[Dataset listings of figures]
..........
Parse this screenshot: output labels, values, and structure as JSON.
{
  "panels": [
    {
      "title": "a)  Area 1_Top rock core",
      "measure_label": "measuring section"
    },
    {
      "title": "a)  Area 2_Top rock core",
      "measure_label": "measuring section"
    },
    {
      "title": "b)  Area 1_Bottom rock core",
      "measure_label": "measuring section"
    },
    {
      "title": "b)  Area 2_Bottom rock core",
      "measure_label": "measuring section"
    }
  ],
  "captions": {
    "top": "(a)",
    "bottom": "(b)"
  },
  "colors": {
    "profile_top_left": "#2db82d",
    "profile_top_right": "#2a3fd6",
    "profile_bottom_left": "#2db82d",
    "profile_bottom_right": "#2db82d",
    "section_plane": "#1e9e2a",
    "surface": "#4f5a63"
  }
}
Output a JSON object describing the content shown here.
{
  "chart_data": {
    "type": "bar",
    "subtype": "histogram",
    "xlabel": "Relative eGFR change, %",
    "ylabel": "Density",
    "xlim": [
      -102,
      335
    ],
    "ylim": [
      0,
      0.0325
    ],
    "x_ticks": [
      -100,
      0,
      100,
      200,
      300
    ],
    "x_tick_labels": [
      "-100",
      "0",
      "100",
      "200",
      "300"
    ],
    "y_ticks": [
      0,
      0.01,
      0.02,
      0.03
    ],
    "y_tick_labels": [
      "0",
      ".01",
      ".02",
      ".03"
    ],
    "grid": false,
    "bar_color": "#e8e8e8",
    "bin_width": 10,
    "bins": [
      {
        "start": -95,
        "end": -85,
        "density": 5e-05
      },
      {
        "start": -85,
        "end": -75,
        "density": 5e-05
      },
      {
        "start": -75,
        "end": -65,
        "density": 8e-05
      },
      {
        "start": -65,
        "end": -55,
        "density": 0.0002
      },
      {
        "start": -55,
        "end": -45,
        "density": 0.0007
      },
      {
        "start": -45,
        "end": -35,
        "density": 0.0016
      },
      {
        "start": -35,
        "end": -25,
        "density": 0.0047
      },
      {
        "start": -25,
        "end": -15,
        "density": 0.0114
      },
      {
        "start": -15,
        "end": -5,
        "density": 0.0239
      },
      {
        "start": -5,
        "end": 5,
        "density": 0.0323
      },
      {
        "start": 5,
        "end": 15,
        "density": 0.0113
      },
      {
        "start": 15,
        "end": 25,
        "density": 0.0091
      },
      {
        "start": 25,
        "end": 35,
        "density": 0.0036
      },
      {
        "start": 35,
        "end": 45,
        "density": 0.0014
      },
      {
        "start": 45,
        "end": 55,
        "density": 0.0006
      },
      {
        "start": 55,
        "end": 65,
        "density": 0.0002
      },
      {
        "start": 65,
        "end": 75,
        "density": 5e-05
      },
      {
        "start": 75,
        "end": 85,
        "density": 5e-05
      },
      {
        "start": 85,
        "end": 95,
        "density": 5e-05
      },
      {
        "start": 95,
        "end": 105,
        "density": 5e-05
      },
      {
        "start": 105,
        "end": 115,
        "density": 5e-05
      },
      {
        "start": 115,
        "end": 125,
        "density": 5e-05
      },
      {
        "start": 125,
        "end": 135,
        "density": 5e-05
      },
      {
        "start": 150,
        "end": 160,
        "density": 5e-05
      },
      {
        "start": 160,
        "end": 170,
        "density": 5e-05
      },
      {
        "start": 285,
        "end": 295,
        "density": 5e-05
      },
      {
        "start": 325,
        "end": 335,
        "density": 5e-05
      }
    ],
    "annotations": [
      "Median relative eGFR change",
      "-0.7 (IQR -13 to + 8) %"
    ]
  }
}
..........
**Prompt**: Go through the records above and retype each one exactly.

**Finished task**:
Parse this screenshot: output labels, values, and structure as JSON.
{
  "panels": [
    {
      "title": "a)  Area 1_Top rock core",
      "measure_label": "measuring section"
    },
    {
      "title": "a)  Area 2_Top rock core",
      "measure_label": "measuring section"
    },
    {
      "title": "b)  Area 1_Bottom rock core",
      "measure_label": "measuring section"
    },
    {
      "title": "b)  Area 2_Bottom rock core",
      "measure_label": "measuring section"
    }
  ],
  "captions": {
    "top": "(a)",
    "bottom": "(b)"
  },
  "colors": {
    "profile_top_left": "#2db82d",
    "profile_top_right": "#2a3fd6",
    "profile_bottom_left": "#2db82d",
    "profile_bottom_right": "#2db82d",
    "section_plane": "#1e9e2a",
    "surface": "#4f5a63"
  }
}
Output a JSON object describing the content shown here.
{
  "chart_data": {
    "type": "bar",
    "subtype": "histogram",
    "xlabel": "Relative eGFR change, %",
    "ylabel": "Density",
    "xlim": [
      -102,
      335
    ],
    "ylim": [
      0,
      0.0325
    ],
    "x_ticks": [
      -100,
      0,
      100,
      200,
      300
    ],
    "x_tick_labels": [
      "-100",
      "0",
      "100",
      "200",
      "300"
    ],
    "y_ticks": [
      0,
      0.01,
      0.02,
      0.03
    ],
    "y_tick_labels": [
      "0",
      ".01",
      ".02",
      ".03"
    ],
    "grid": false,
    "bar_color": "#e8e8e8",
    "bin_width": 10,
    "bins": [
      {
        "start": -95,
        "end": -85,
        "density": 5e-05
      },
      {
        "start": -85,
        "end": -75,
        "density": 5e-05
      },
      {
        "start": -75,
        "end": -65,
        "density": 8e-05
      },
      {
        "start": -65,
        "end": -55,
        "density": 0.0002
      },
      {
        "start": -55,
        "end": -45,
        "density": 0.0007
      },
      {
        "start": -45,
        "end": -35,
        "density": 0.0016
      },
      {
        "start": -35,
        "end": -25,
        "density": 0.0047
      },
      {
        "start": -25,
        "end": -15,
        "density": 0.0114
      },
      {
        "start": -15,
        "end": -5,
        "density": 0.0239
      },
      {
        "start": -5,
        "end": 5,
        "density": 0.0323
      },
      {
        "start": 5,
        "end": 15,
        "density": 0.0113
      },
      {
        "start": 15,
        "end": 25,
        "density": 0.0091
      },
      {
        "start": 25,
        "end": 35,
        "density": 0.0036
      },
      {
        "start": 35,
        "end": 45,
        "density": 0.0014
      },
      {
        "start": 45,
        "end": 55,
        "density": 0.0006
      },
      {
        "start": 55,
        "end": 65,
        "density": 0.0002
      },
      {
        "start": 65,
        "end": 75,
        "density": 5e-05
      },
      {
        "start": 75,
        "end": 85,
        "density": 5e-05
      },
      {
        "start": 85,
        "end": 95,
        "density": 5e-05
      },
      {
        "start": 95,
        "end": 105,
        "density": 5e-05
      },
      {
        "start": 105,
        "end": 115,
        "density": 5e-05
      },
      {
        "start": 115,
        "end": 125,
        "density": 5e-05
      },
      {
        "start": 125,
        "end": 135,
        "density": 5e-05
      },
      {
        "start": 150,
        "end": 160,
        "density": 5e-05
      },
      {
        "start": 160,
        "end": 170,
        "density": 5e-05
      },
      {
        "start": 285,
        "end": 295,
        "density": 5e-05
      },
      {
        "start": 325,
        "end": 335,
        "density": 5e-05
      }
    ],
    "annotations": [
      "Median relative eGFR change",
      "-0.7 (IQR -13 to + 8) %"
    ]
  }
}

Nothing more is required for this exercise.